- WHAT YOU SHOULD DO -
Select, from the data, each line where "right" occurs.

### PROVIDED DATA ###

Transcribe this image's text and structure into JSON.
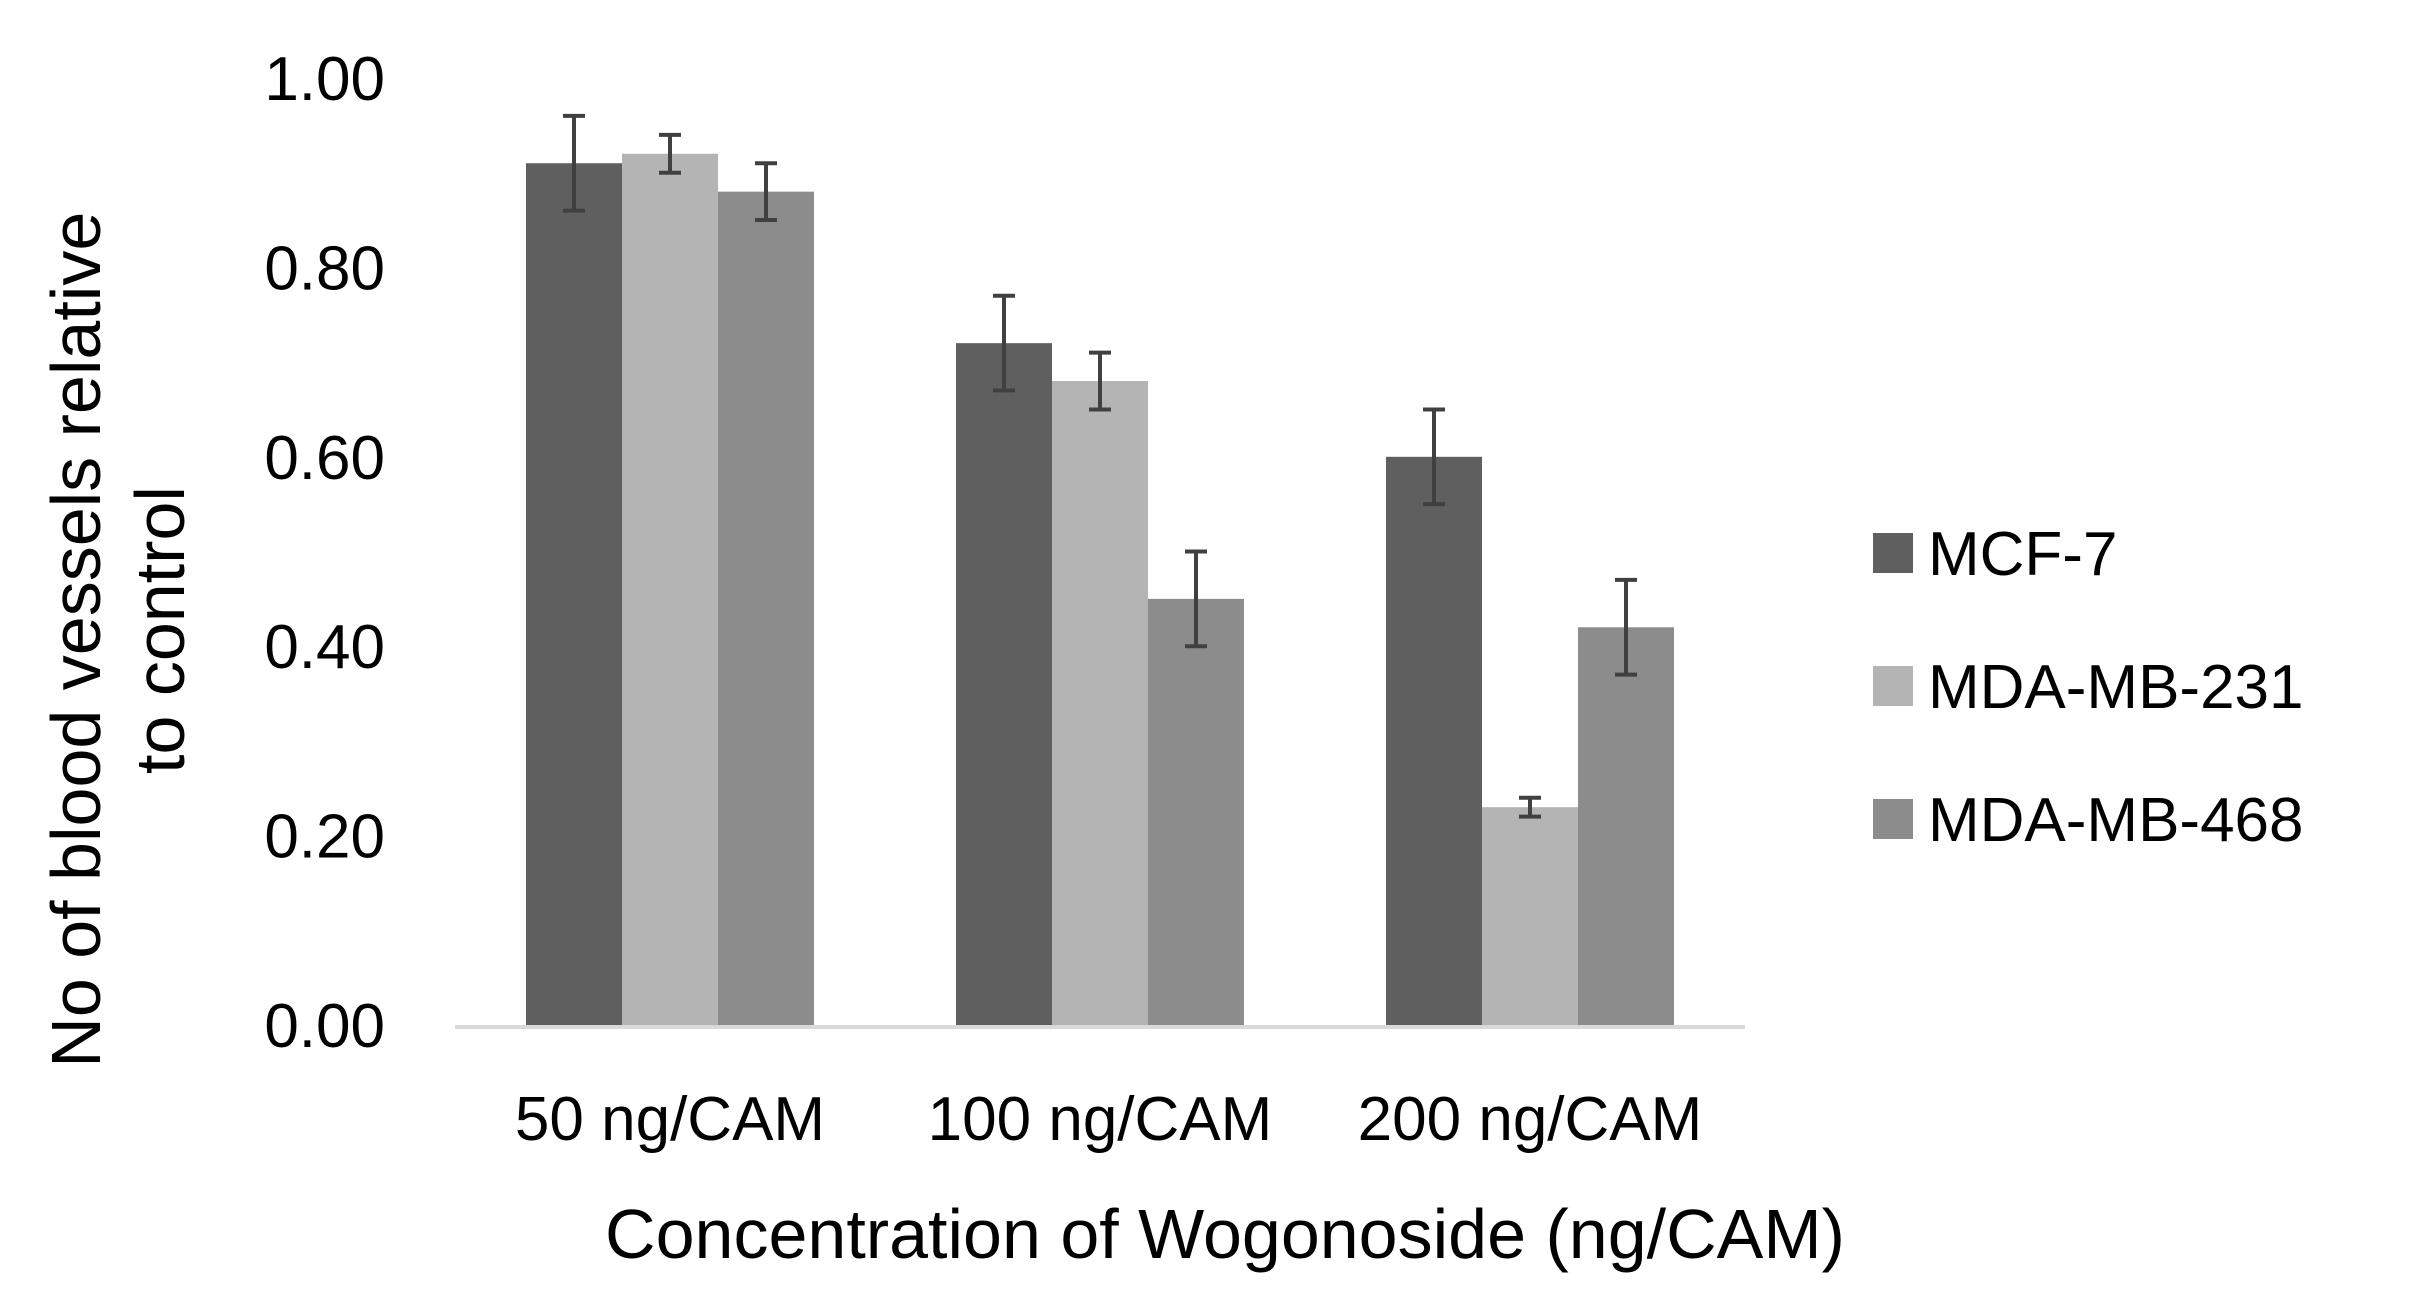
{
  "chart_data": {
    "type": "bar",
    "title": "",
    "xlabel": "Concentration of Wogonoside (ng/CAM)",
    "ylabel_lines": [
      "No of blood vessels relative",
      "to control"
    ],
    "categories": [
      "50 ng/CAM",
      "100 ng/CAM",
      "200 ng/CAM"
    ],
    "ylim": [
      0,
      1
    ],
    "yticks": [
      "0.00",
      "0.20",
      "0.40",
      "0.60",
      "0.80",
      "1.00"
    ],
    "grid": false,
    "legend_position": "right",
    "series": [
      {
        "name": "MCF-7",
        "color": "#5f5f5f",
        "values": [
          0.91,
          0.72,
          0.6
        ],
        "errors": [
          0.05,
          0.05,
          0.05
        ]
      },
      {
        "name": "MDA-MB-231",
        "color": "#b4b4b4",
        "values": [
          0.92,
          0.68,
          0.23
        ],
        "errors": [
          0.02,
          0.03,
          0.01
        ]
      },
      {
        "name": "MDA-MB-468",
        "color": "#8c8c8c",
        "values": [
          0.88,
          0.45,
          0.42
        ],
        "errors": [
          0.03,
          0.05,
          0.05
        ]
      }
    ]
  }
}
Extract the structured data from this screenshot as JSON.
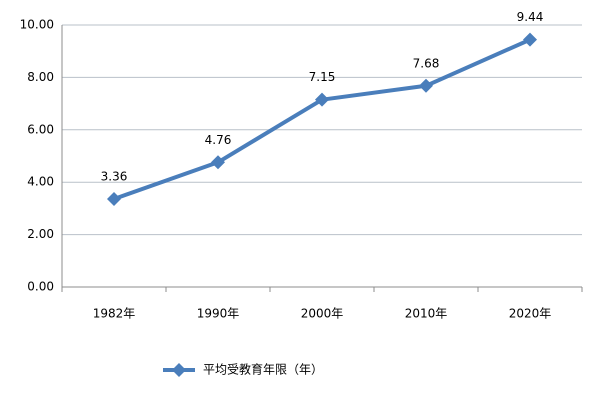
{
  "chart_data": {
    "type": "line",
    "categories": [
      "1982年",
      "1990年",
      "2000年",
      "2010年",
      "2020年"
    ],
    "series": [
      {
        "name": "平均受教育年限（年）",
        "color": "#4a7ebb",
        "values": [
          3.36,
          4.76,
          7.15,
          7.68,
          9.44
        ]
      }
    ],
    "ylim": [
      0,
      10
    ],
    "yticks": [
      {
        "value": 0,
        "label": "0.00"
      },
      {
        "value": 2,
        "label": "2.00"
      },
      {
        "value": 4,
        "label": "4.00"
      },
      {
        "value": 6,
        "label": "6.00"
      },
      {
        "value": 8,
        "label": "8.00"
      },
      {
        "value": 10,
        "label": "10.00"
      }
    ],
    "grid": true,
    "legend": "bottom"
  }
}
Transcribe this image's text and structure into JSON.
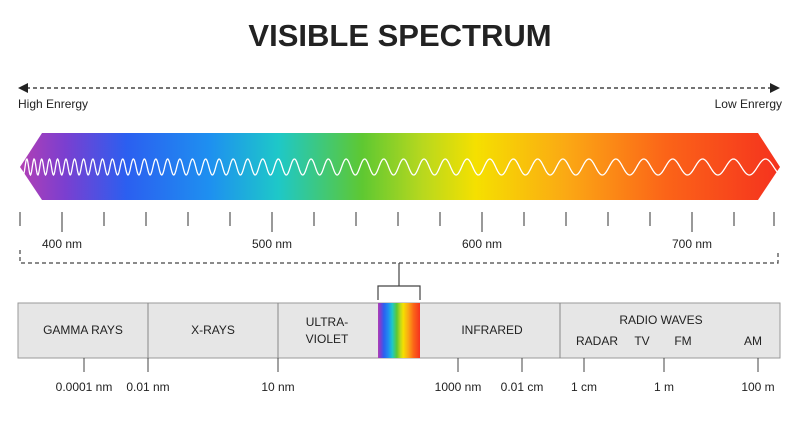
{
  "title": "VISIBLE SPECTRUM",
  "energy": {
    "high": "High Enrergy",
    "low": "Low Enrergy"
  },
  "visible_scale": [
    "400 nm",
    "500 nm",
    "600 nm",
    "700 nm"
  ],
  "bands": {
    "gamma": "GAMMA RAYS",
    "xray": "X-RAYS",
    "ultraviolet": [
      "ULTRA-",
      "VIOLET"
    ],
    "infrared": "INFRARED",
    "radio": {
      "title": "RADIO WAVES",
      "items": [
        "RADAR",
        "TV",
        "FM",
        "AM"
      ]
    }
  },
  "wavelength_scale": [
    "0.0001 nm",
    "0.01 nm",
    "10 nm",
    "1000 nm",
    "0.01 cm",
    "1 cm",
    "1 m",
    "100 m"
  ]
}
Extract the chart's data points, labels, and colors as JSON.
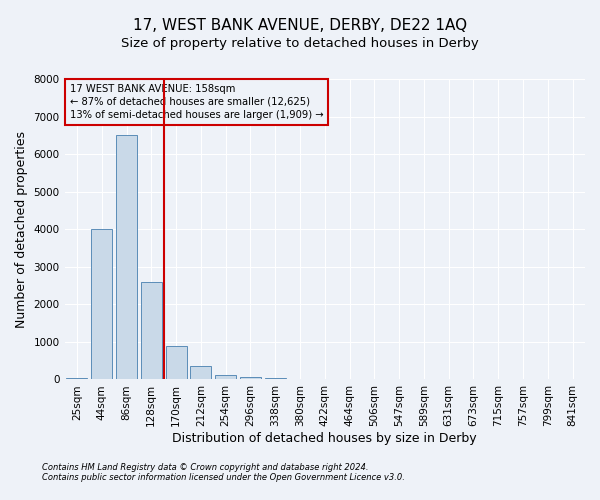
{
  "title": "17, WEST BANK AVENUE, DERBY, DE22 1AQ",
  "subtitle": "Size of property relative to detached houses in Derby",
  "xlabel": "Distribution of detached houses by size in Derby",
  "ylabel": "Number of detached properties",
  "footnote1": "Contains HM Land Registry data © Crown copyright and database right 2024.",
  "footnote2": "Contains public sector information licensed under the Open Government Licence v3.0.",
  "annotation_title": "17 WEST BANK AVENUE: 158sqm",
  "annotation_line1": "← 87% of detached houses are smaller (12,625)",
  "annotation_line2": "13% of semi-detached houses are larger (1,909) →",
  "bar_color": "#c9d9e8",
  "bar_edge_color": "#5b8db8",
  "vline_color": "#cc0000",
  "background_color": "#eef2f8",
  "grid_color": "#ffffff",
  "categories": [
    "25sqm",
    "44sqm",
    "86sqm",
    "128sqm",
    "170sqm",
    "212sqm",
    "254sqm",
    "296sqm",
    "338sqm",
    "380sqm",
    "422sqm",
    "464sqm",
    "506sqm",
    "547sqm",
    "589sqm",
    "631sqm",
    "673sqm",
    "715sqm",
    "757sqm",
    "799sqm",
    "841sqm"
  ],
  "values": [
    30,
    4000,
    6500,
    2600,
    900,
    350,
    125,
    75,
    40,
    10,
    5,
    3,
    2,
    1,
    0,
    0,
    0,
    0,
    0,
    0,
    0
  ],
  "ylim": [
    0,
    8000
  ],
  "yticks": [
    0,
    1000,
    2000,
    3000,
    4000,
    5000,
    6000,
    7000,
    8000
  ],
  "vline_x": 3.5,
  "title_fontsize": 11,
  "subtitle_fontsize": 9.5,
  "tick_fontsize": 7.5,
  "label_fontsize": 9,
  "footnote_fontsize": 6
}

###

- RESPONSE -
    "legend_position": "right",
  "footnote1": "Contains HM Land Registry data © Crown copyright and database right 2024.",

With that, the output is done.